Work to be completed |
Write out the entire listing below exactly, with the pictures left out.

Input rows |
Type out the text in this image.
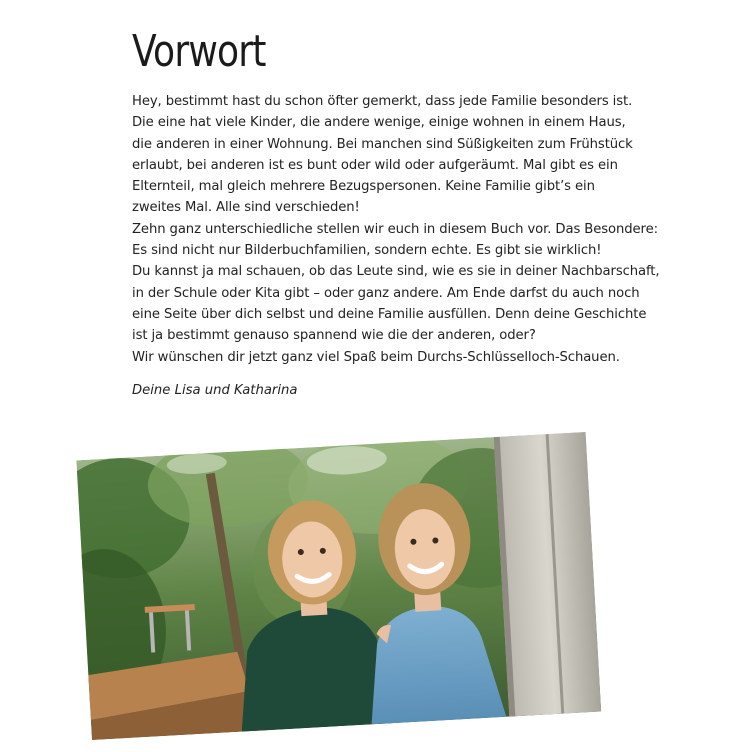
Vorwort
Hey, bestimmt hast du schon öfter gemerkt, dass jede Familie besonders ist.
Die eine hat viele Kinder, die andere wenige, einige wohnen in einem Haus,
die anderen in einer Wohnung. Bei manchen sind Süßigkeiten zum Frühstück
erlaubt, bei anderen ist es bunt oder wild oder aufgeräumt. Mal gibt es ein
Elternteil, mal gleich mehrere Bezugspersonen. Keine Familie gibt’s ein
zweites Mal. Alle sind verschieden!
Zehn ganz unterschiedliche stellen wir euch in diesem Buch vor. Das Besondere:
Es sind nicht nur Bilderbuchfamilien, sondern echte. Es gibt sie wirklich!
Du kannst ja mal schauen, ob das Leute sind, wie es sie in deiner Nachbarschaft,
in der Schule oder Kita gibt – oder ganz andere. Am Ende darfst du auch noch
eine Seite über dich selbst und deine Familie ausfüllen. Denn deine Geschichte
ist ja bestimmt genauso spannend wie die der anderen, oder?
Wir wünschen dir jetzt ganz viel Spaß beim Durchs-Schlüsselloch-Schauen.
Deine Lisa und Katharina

Output of the task |
Type out the text in this image.
Vorwort
Hey, bestimmt hast du schon öfter gemerkt, dass jede Familie besonders ist.
Die eine hat viele Kinder, die andere wenige, einige wohnen in einem Haus,
die anderen in einer Wohnung. Bei manchen sind Süßigkeiten zum Frühstück
erlaubt, bei anderen ist es bunt oder wild oder aufgeräumt. Mal gibt es ein
Elternteil, mal gleich mehrere Bezugspersonen. Keine Familie gibt’s ein
zweites Mal. Alle sind verschieden!
Zehn ganz unterschiedliche stellen wir euch in diesem Buch vor. Das Besondere:
Es sind nicht nur Bilderbuchfamilien, sondern echte. Es gibt sie wirklich!
Du kannst ja mal schauen, ob das Leute sind, wie es sie in deiner Nachbarschaft,
in der Schule oder Kita gibt – oder ganz andere. Am Ende darfst du auch noch
eine Seite über dich selbst und deine Familie ausfüllen. Denn deine Geschichte
ist ja bestimmt genauso spannend wie die der anderen, oder?
Wir wünschen dir jetzt ganz viel Spaß beim Durchs-Schlüsselloch-Schauen.
Deine Lisa und Katharina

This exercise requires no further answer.